(Collection entries)
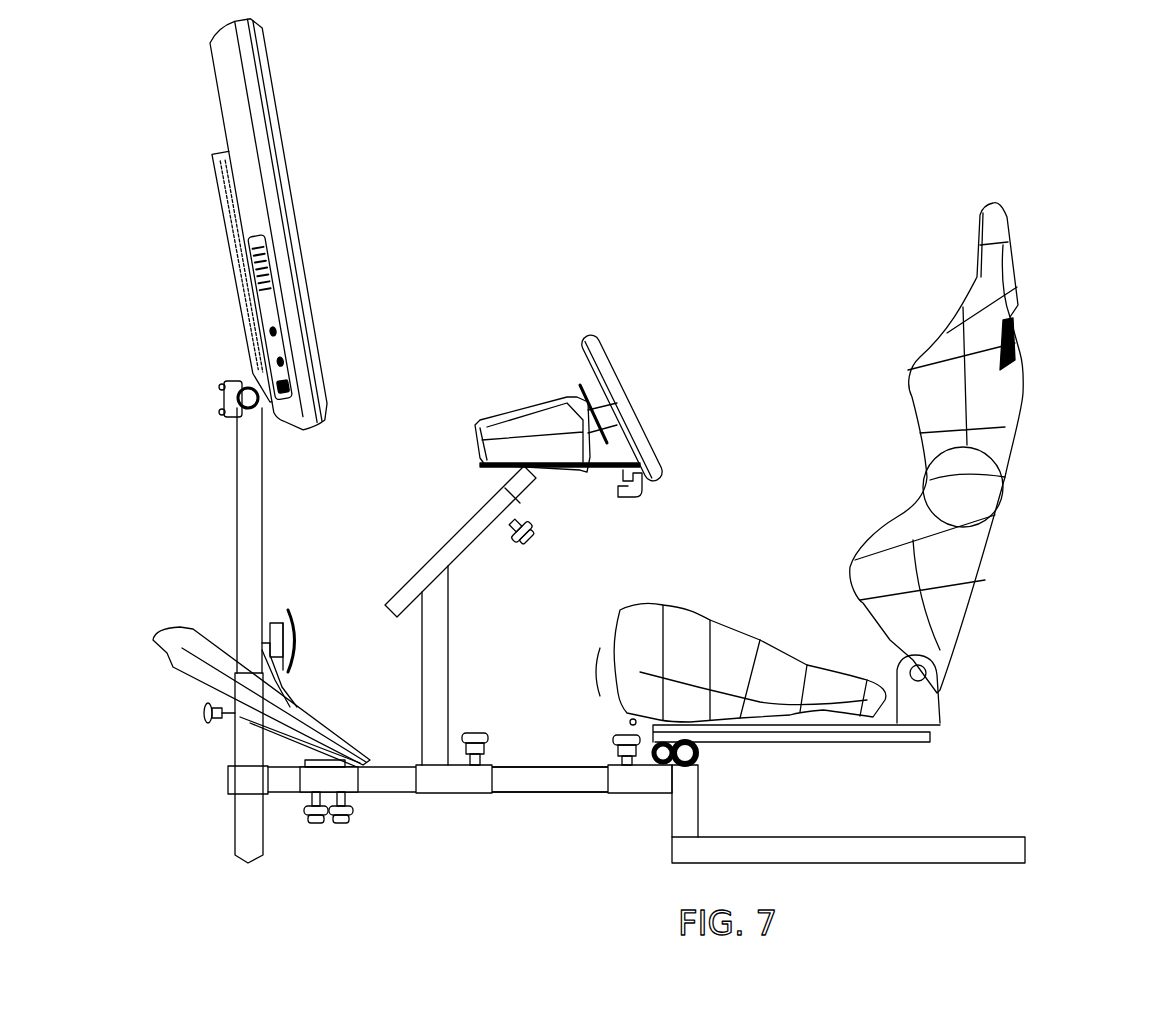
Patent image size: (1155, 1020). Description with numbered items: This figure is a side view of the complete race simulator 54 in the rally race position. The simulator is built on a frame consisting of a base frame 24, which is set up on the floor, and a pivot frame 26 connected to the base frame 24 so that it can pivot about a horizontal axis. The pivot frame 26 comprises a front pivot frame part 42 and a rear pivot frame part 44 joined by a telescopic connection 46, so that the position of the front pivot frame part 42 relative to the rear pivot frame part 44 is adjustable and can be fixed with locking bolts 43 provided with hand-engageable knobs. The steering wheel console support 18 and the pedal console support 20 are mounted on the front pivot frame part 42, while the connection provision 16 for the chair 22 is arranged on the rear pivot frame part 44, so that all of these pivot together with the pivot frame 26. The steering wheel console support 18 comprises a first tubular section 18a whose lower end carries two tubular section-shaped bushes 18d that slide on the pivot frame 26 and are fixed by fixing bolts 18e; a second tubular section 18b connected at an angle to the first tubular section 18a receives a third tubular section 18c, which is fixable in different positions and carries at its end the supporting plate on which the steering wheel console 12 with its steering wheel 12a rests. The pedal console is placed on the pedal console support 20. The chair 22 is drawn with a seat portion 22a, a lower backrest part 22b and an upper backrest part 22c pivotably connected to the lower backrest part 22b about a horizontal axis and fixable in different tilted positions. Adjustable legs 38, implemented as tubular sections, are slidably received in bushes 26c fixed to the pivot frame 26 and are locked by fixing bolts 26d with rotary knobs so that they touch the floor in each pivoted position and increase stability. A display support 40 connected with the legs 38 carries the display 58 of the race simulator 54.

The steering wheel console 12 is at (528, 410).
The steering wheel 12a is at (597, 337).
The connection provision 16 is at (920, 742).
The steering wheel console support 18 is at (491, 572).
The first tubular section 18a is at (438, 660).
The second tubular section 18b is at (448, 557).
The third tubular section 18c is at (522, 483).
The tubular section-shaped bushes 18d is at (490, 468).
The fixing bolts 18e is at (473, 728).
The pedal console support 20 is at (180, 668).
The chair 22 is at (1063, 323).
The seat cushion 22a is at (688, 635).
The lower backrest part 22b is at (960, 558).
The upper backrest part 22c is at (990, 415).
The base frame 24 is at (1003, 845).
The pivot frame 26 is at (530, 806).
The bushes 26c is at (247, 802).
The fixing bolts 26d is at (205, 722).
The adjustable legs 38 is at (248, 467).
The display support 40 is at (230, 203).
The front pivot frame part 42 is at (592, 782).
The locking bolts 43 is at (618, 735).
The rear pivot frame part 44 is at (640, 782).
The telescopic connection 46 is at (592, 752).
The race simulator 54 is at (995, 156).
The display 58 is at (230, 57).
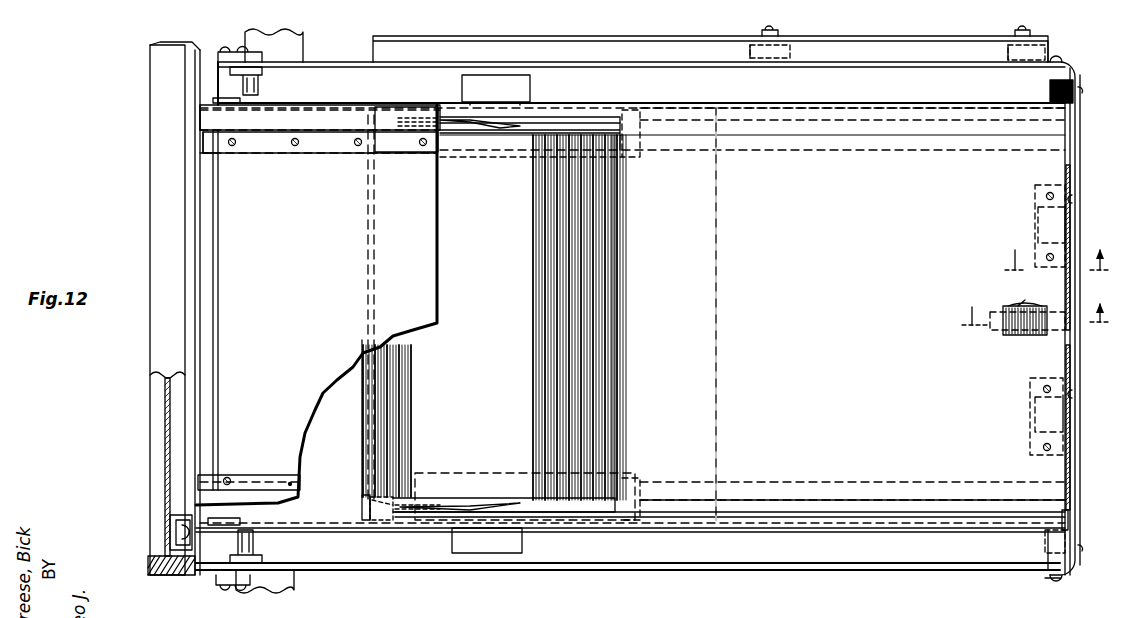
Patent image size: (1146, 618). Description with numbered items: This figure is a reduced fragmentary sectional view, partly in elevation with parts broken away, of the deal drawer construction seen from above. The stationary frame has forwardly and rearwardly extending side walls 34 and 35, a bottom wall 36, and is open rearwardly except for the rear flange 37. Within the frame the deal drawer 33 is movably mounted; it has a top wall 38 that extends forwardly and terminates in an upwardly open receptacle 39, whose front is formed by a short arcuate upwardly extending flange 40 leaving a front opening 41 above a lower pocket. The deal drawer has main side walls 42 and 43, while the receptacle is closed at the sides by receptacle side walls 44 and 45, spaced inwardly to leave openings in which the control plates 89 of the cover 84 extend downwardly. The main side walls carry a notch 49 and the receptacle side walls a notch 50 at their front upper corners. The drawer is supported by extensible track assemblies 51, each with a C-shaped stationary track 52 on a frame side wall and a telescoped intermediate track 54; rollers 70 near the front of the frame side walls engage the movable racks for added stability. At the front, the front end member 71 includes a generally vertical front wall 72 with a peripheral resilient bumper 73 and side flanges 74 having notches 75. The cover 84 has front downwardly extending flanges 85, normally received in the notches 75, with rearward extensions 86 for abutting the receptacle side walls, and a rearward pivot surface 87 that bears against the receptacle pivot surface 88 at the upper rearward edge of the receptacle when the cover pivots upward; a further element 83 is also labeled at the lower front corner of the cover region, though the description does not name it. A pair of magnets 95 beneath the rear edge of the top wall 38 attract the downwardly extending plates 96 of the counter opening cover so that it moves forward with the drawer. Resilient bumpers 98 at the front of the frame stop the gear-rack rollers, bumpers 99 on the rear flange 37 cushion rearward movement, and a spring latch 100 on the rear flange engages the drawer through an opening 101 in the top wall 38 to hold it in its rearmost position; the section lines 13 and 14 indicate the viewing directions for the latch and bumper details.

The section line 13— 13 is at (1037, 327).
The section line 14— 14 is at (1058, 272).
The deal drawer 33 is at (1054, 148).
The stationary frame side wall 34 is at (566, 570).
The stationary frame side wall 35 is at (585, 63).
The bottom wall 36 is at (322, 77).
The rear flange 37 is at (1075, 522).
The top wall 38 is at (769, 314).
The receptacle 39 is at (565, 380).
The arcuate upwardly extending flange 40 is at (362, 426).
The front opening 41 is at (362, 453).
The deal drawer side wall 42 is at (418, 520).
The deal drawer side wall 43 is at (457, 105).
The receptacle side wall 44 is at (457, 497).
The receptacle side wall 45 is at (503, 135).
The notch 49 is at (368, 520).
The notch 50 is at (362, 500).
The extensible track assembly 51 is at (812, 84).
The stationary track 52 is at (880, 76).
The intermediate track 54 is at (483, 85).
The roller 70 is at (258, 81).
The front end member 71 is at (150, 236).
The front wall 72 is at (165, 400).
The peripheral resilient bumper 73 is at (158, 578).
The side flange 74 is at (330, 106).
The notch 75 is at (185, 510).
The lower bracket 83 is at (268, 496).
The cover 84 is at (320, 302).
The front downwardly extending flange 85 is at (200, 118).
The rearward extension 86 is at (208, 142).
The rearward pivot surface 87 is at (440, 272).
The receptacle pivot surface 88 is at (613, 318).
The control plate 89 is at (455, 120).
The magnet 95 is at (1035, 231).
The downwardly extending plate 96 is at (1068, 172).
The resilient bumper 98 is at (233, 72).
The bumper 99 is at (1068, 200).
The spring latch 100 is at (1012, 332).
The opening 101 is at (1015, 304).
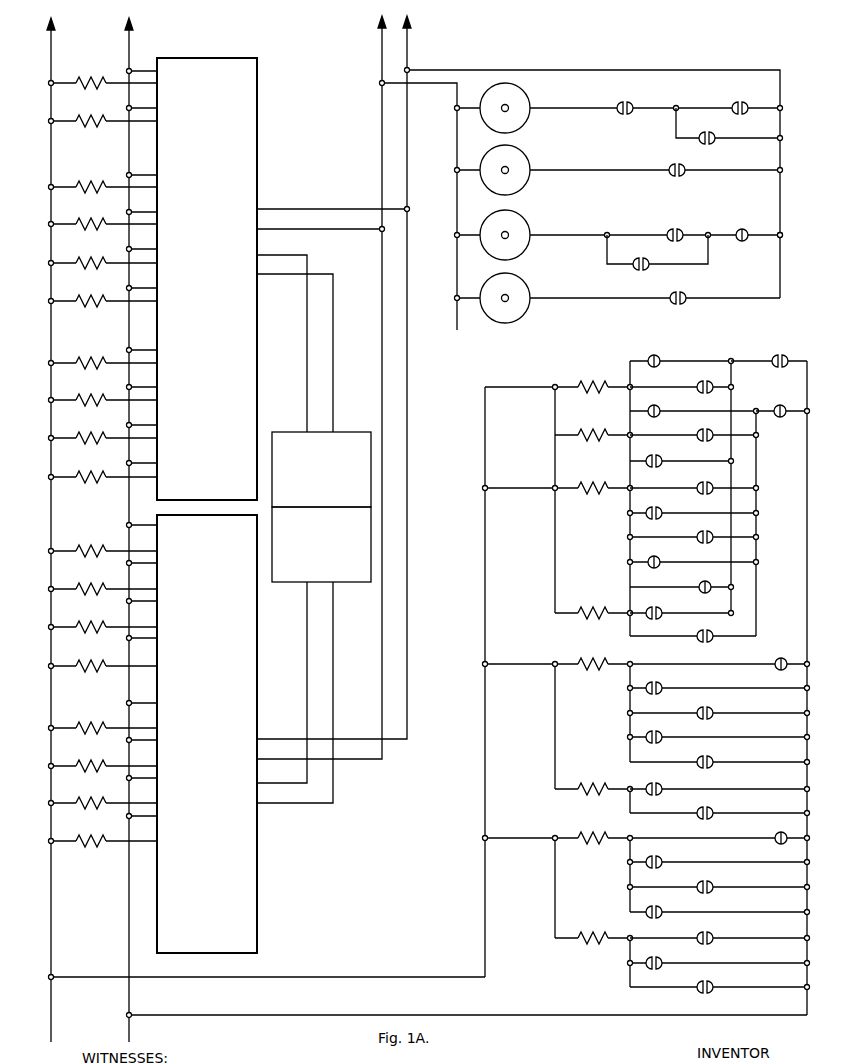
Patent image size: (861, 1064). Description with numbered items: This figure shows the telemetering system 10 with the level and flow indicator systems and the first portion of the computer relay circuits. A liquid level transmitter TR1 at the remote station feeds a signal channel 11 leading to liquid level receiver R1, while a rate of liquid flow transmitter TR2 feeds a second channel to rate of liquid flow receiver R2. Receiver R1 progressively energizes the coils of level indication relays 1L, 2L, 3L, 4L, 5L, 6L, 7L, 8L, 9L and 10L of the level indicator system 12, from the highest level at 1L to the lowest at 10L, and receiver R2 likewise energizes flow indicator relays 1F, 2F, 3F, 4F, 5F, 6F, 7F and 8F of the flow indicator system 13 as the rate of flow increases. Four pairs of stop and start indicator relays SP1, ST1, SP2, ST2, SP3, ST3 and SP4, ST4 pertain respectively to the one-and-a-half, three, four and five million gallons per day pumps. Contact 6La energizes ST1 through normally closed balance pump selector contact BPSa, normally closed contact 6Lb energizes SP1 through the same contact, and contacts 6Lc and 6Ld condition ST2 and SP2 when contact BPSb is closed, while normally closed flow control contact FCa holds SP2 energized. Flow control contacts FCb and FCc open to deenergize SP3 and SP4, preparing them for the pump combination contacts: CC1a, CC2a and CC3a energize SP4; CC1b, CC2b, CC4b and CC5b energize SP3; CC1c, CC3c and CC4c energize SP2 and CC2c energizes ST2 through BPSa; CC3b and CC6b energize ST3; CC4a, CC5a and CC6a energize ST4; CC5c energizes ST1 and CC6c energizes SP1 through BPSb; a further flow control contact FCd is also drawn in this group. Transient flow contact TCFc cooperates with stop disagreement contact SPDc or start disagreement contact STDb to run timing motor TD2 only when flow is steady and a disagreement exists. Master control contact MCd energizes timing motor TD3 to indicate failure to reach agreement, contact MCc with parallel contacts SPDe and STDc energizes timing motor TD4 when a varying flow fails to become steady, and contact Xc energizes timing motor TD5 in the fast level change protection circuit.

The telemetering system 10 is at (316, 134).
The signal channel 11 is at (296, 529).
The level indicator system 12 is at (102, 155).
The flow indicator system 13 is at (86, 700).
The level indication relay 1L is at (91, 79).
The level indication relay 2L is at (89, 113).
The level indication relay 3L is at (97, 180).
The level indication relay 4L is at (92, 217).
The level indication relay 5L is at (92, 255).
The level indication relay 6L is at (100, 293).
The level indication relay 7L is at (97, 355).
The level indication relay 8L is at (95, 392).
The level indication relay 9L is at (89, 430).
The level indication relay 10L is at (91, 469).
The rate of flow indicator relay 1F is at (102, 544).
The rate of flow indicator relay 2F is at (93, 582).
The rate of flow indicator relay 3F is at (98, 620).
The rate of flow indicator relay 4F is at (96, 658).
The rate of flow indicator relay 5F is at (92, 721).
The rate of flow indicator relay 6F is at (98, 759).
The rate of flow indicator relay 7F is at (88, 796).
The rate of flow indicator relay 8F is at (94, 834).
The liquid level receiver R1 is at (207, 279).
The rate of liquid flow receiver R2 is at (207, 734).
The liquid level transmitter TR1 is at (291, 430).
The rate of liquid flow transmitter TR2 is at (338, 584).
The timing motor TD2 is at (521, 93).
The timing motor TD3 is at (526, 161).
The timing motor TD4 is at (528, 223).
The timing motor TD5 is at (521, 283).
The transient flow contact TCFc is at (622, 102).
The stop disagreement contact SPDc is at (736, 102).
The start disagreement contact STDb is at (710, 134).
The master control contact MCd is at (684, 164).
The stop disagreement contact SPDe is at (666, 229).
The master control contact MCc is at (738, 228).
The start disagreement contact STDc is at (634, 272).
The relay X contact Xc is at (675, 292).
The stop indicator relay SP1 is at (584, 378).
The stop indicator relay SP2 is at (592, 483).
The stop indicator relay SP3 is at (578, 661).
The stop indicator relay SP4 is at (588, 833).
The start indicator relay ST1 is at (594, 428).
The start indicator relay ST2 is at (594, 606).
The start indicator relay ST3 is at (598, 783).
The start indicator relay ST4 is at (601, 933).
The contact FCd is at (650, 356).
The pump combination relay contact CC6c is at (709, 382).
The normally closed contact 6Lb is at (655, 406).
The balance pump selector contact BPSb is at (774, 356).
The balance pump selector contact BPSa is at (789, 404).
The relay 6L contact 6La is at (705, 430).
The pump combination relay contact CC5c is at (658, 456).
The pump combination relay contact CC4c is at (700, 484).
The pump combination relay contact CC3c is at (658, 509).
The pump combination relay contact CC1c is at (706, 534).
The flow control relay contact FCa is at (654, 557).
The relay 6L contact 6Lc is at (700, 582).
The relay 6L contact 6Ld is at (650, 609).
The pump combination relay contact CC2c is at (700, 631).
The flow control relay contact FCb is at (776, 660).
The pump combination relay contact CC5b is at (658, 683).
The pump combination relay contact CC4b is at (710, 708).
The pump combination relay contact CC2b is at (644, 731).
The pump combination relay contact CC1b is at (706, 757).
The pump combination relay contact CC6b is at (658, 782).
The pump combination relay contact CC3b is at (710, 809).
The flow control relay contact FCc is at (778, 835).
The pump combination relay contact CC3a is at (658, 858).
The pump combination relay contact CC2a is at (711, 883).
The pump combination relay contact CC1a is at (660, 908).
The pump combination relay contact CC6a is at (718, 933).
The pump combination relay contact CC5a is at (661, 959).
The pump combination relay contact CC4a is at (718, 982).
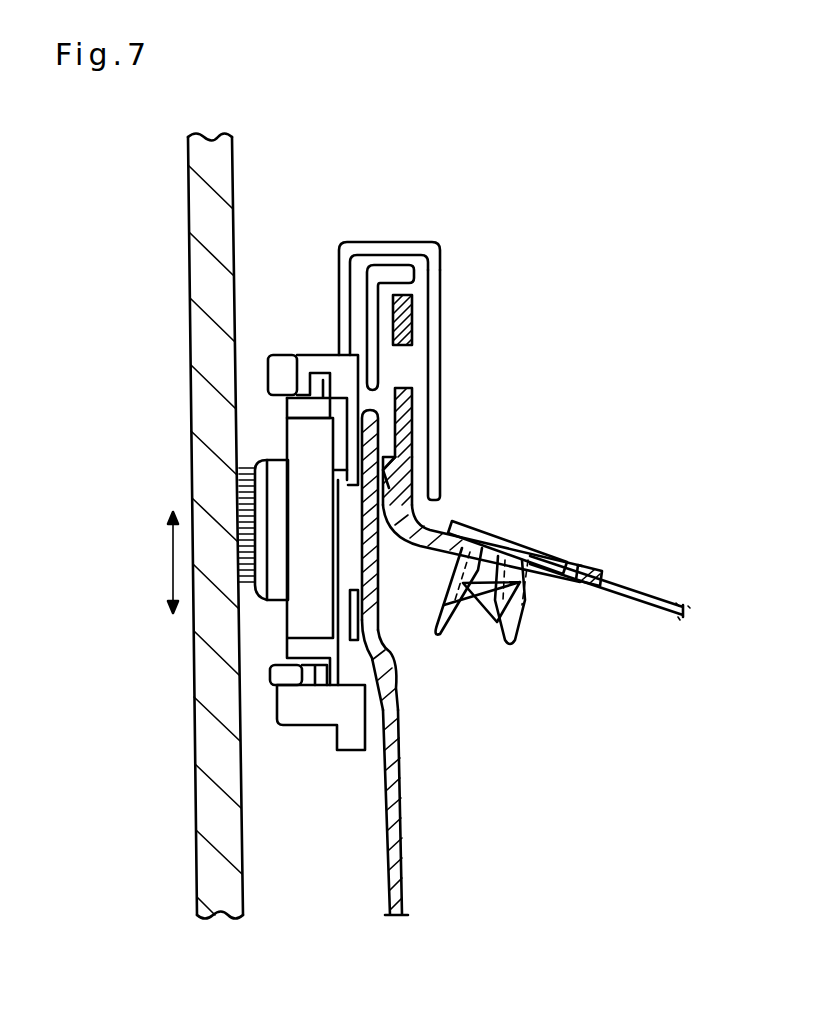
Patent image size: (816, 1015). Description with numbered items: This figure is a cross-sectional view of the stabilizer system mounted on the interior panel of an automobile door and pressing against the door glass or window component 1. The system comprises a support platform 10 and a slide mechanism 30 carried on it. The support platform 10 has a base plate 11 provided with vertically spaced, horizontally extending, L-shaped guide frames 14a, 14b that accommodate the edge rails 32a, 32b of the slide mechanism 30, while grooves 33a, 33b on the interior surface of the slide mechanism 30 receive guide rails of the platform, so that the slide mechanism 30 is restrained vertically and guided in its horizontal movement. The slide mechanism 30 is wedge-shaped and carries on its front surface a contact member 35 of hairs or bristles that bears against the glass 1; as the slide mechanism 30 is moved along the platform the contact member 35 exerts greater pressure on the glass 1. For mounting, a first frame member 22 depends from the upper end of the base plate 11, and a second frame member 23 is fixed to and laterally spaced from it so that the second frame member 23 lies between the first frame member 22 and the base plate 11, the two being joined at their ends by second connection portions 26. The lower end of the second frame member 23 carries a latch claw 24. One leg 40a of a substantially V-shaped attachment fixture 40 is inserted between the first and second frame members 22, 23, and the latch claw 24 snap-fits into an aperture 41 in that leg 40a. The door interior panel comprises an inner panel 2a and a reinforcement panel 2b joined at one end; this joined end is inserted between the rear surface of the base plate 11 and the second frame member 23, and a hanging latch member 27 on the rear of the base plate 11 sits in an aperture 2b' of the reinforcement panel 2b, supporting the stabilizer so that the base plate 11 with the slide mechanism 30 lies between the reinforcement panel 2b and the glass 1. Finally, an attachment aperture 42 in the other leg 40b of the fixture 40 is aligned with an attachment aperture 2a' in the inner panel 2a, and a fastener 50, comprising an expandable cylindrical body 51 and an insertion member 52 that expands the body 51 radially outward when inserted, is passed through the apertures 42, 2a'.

■ TASK DESCRIPTION
Convert everything from the start of the data down to the line that contains "The first tubular section 18a is" into a Markdown table with the columns Row and Line, skipping blank lines. Leave the pictures out of the answer.

■ RESULT FOR THIS TASK
| Row | Line |
|---|---|
| 1 | Patent image size: (1155, 1020). Description with numbered items: This figure is a side view of the complete race simulator 54 in the rally race position. The simulator is built on a frame consisting of a base frame 24, which is set up on the floor, and a pivot frame 26 connected to the base frame 24 so that it can pivot about a horizontal axis. The pivot frame 26 comprises a front pivot frame part 42 and a rear pivot frame part 44 joined by a telescopic connection 46, so that the position of the front pivot frame part 42 relative to the rear pivot frame part 44 is adjustable and can be fixed with locking bolts 43 provided with hand-engageable knobs. The steering wheel console support 18 and the pedal console support 20 are mounted on the front pivot frame part 42, while the connection provision 16 for the chair 22 is arranged on the rear pivot frame part 44, so that all of these pivot together with the pivot frame 26. The steering wheel console support 18 comprises a first tubular section 18a whose lower end carries two tubular section-shaped bushes 18d that slide on the pivot frame 26 and are fixed by fixing bolts 18e; a second tubular section 18b connected at an angle to the first tubular section 18a receives a third tubular section 18c, which is fixable in different positions and carries at its end the supporting plate on which the steering wheel console 12 with its steering wheel 12a rests. The pedal console is placed on the pedal console support 20. The chair 22 is drawn with a seat portion 22a, a lower backrest part 22b and an upper backrest part 22c pivotably connected to the lower backrest part 22b about a horizontal axis and fixable in different tilted positions. Adjustable legs 38, implemented as tubular sections, are slidably received in bushes 26c fixed to the pivot frame 26 and are locked by fixing bolts 26d with rotary knobs so that they touch the floor in each pivoted position and increase stability. A display support 40 connected with the legs 38 carries the display 58 of the race simulator 54. |
| 2 | The steering wheel console 12 is at (528, 410). |
| 3 | The steering wheel 12a is at (597, 337). |
| 4 | The connection provision 16 is at (920, 742). |
| 5 | The steering wheel console support 18 is at (491, 572). |
| 6 | The first tubular section 18a is at (438, 660). |